Written request: Write the records out again, precisely as they stand.

Data listing:

* * *

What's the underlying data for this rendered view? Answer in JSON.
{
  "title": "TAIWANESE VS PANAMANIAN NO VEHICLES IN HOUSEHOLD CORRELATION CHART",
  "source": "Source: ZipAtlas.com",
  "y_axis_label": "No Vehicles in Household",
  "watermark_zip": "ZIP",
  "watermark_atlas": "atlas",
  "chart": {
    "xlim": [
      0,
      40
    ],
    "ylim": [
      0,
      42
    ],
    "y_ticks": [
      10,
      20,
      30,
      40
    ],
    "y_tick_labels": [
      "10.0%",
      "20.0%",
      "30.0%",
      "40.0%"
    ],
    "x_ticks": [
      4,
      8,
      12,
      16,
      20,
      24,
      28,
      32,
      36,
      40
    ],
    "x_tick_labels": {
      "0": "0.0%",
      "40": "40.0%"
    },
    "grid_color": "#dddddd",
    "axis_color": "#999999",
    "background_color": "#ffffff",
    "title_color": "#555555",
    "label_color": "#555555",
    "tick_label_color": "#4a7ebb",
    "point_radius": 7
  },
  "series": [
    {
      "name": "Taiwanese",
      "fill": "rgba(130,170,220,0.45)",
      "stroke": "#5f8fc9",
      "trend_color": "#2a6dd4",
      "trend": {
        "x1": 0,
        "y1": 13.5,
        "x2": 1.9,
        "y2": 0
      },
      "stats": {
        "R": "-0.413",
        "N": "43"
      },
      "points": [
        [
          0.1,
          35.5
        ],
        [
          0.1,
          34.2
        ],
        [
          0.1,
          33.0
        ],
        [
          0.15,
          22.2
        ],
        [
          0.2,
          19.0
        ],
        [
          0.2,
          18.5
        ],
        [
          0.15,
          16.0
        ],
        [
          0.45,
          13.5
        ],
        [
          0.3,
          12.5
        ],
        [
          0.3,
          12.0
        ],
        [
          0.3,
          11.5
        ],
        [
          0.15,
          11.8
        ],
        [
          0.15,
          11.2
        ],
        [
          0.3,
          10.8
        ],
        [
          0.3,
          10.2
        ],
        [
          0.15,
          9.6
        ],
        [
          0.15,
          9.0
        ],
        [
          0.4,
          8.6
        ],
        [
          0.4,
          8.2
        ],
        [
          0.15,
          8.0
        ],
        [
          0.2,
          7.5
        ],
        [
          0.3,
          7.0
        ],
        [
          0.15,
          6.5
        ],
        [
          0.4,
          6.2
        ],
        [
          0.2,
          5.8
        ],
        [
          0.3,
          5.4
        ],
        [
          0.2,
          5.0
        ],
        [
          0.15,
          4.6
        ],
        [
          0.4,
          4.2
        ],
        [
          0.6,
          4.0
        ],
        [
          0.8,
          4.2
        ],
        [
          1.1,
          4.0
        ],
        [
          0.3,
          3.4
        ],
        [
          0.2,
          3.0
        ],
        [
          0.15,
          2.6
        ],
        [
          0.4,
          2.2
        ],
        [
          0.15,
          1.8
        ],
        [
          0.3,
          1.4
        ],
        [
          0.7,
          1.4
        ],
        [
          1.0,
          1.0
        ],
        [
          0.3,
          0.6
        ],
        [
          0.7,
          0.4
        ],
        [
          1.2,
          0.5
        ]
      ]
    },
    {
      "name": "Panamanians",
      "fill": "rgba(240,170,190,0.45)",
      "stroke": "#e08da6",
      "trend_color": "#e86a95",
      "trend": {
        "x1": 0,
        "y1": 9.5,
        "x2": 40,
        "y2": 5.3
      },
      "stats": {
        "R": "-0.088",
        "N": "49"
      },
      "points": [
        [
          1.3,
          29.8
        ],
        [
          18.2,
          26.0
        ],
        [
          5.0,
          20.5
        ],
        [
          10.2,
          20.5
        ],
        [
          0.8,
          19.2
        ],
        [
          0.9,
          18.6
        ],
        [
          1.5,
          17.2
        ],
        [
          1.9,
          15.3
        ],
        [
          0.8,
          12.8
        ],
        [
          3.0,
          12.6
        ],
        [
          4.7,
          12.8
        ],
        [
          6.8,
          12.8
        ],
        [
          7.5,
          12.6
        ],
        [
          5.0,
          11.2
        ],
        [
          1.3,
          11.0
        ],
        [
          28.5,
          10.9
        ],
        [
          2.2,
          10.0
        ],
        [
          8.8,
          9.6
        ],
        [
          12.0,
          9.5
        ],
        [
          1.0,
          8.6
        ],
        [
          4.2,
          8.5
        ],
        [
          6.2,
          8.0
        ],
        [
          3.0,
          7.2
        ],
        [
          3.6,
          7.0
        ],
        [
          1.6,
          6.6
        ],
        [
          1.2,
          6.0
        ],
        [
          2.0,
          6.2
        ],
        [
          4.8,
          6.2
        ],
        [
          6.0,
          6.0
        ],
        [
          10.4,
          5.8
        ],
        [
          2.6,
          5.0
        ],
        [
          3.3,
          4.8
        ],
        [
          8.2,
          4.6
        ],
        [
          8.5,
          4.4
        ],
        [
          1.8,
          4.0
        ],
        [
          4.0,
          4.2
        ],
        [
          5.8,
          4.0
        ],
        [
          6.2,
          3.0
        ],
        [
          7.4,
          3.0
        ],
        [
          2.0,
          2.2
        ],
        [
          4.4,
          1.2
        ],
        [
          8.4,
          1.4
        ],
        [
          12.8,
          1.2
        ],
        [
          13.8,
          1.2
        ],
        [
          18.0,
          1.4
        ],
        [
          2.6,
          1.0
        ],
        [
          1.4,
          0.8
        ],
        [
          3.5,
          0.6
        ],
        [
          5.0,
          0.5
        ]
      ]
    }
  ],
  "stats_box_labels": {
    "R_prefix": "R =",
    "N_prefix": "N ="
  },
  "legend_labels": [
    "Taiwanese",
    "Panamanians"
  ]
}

* * *

Exercise result:
What's the underlying data for this rendered view? Answer in JSON.
{
  "title": "TAIWANESE VS PANAMANIAN NO VEHICLES IN HOUSEHOLD CORRELATION CHART",
  "source": "Source: ZipAtlas.com",
  "y_axis_label": "No Vehicles in Household",
  "watermark_zip": "ZIP",
  "watermark_atlas": "atlas",
  "chart": {
    "xlim": [
      0,
      40
    ],
    "ylim": [
      0,
      42
    ],
    "y_ticks": [
      10,
      20,
      30,
      40
    ],
    "y_tick_labels": [
      "10.0%",
      "20.0%",
      "30.0%",
      "40.0%"
    ],
    "x_ticks": [
      4,
      8,
      12,
      16,
      20,
      24,
      28,
      32,
      36,
      40
    ],
    "x_tick_labels": {
      "0": "0.0%",
      "40": "40.0%"
    },
    "grid_color": "#dddddd",
    "axis_color": "#999999",
    "background_color": "#ffffff",
    "title_color": "#555555",
    "label_color": "#555555",
    "tick_label_color": "#4a7ebb",
    "point_radius": 7
  },
  "series": [
    {
      "name": "Taiwanese",
      "fill": "rgba(130,170,220,0.45)",
      "stroke": "#5f8fc9",
      "trend_color": "#2a6dd4",
      "trend": {
        "x1": 0,
        "y1": 13.5,
        "x2": 1.9,
        "y2": 0
      },
      "stats": {
        "R": "-0.413",
        "N": "43"
      },
      "points": [
        [
          0.1,
          35.5
        ],
        [
          0.1,
          34.2
        ],
        [
          0.1,
          33.0
        ],
        [
          0.15,
          22.2
        ],
        [
          0.2,
          19.0
        ],
        [
          0.2,
          18.5
        ],
        [
          0.15,
          16.0
        ],
        [
          0.45,
          13.5
        ],
        [
          0.3,
          12.5
        ],
        [
          0.3,
          12.0
        ],
        [
          0.3,
          11.5
        ],
        [
          0.15,
          11.8
        ],
        [
          0.15,
          11.2
        ],
        [
          0.3,
          10.8
        ],
        [
          0.3,
          10.2
        ],
        [
          0.15,
          9.6
        ],
        [
          0.15,
          9.0
        ],
        [
          0.4,
          8.6
        ],
        [
          0.4,
          8.2
        ],
        [
          0.15,
          8.0
        ],
        [
          0.2,
          7.5
        ],
        [
          0.3,
          7.0
        ],
        [
          0.15,
          6.5
        ],
        [
          0.4,
          6.2
        ],
        [
          0.2,
          5.8
        ],
        [
          0.3,
          5.4
        ],
        [
          0.2,
          5.0
        ],
        [
          0.15,
          4.6
        ],
        [
          0.4,
          4.2
        ],
        [
          0.6,
          4.0
        ],
        [
          0.8,
          4.2
        ],
        [
          1.1,
          4.0
        ],
        [
          0.3,
          3.4
        ],
        [
          0.2,
          3.0
        ],
        [
          0.15,
          2.6
        ],
        [
          0.4,
          2.2
        ],
        [
          0.15,
          1.8
        ],
        [
          0.3,
          1.4
        ],
        [
          0.7,
          1.4
        ],
        [
          1.0,
          1.0
        ],
        [
          0.3,
          0.6
        ],
        [
          0.7,
          0.4
        ],
        [
          1.2,
          0.5
        ]
      ]
    },
    {
      "name": "Panamanians",
      "fill": "rgba(240,170,190,0.45)",
      "stroke": "#e08da6",
      "trend_color": "#e86a95",
      "trend": {
        "x1": 0,
        "y1": 9.5,
        "x2": 40,
        "y2": 5.3
      },
      "stats": {
        "R": "-0.088",
        "N": "49"
      },
      "points": [
        [
          1.3,
          29.8
        ],
        [
          18.2,
          26.0
        ],
        [
          5.0,
          20.5
        ],
        [
          10.2,
          20.5
        ],
        [
          0.8,
          19.2
        ],
        [
          0.9,
          18.6
        ],
        [
          1.5,
          17.2
        ],
        [
          1.9,
          15.3
        ],
        [
          0.8,
          12.8
        ],
        [
          3.0,
          12.6
        ],
        [
          4.7,
          12.8
        ],
        [
          6.8,
          12.8
        ],
        [
          7.5,
          12.6
        ],
        [
          5.0,
          11.2
        ],
        [
          1.3,
          11.0
        ],
        [
          28.5,
          10.9
        ],
        [
          2.2,
          10.0
        ],
        [
          8.8,
          9.6
        ],
        [
          12.0,
          9.5
        ],
        [
          1.0,
          8.6
        ],
        [
          4.2,
          8.5
        ],
        [
          6.2,
          8.0
        ],
        [
          3.0,
          7.2
        ],
        [
          3.6,
          7.0
        ],
        [
          1.6,
          6.6
        ],
        [
          1.2,
          6.0
        ],
        [
          2.0,
          6.2
        ],
        [
          4.8,
          6.2
        ],
        [
          6.0,
          6.0
        ],
        [
          10.4,
          5.8
        ],
        [
          2.6,
          5.0
        ],
        [
          3.3,
          4.8
        ],
        [
          8.2,
          4.6
        ],
        [
          8.5,
          4.4
        ],
        [
          1.8,
          4.0
        ],
        [
          4.0,
          4.2
        ],
        [
          5.8,
          4.0
        ],
        [
          6.2,
          3.0
        ],
        [
          7.4,
          3.0
        ],
        [
          2.0,
          2.2
        ],
        [
          4.4,
          1.2
        ],
        [
          8.4,
          1.4
        ],
        [
          12.8,
          1.2
        ],
        [
          13.8,
          1.2
        ],
        [
          18.0,
          1.4
        ],
        [
          2.6,
          1.0
        ],
        [
          1.4,
          0.8
        ],
        [
          3.5,
          0.6
        ],
        [
          5.0,
          0.5
        ]
      ]
    }
  ],
  "stats_box_labels": {
    "R_prefix": "R =",
    "N_prefix": "N ="
  },
  "legend_labels": [
    "Taiwanese",
    "Panamanians"
  ]
}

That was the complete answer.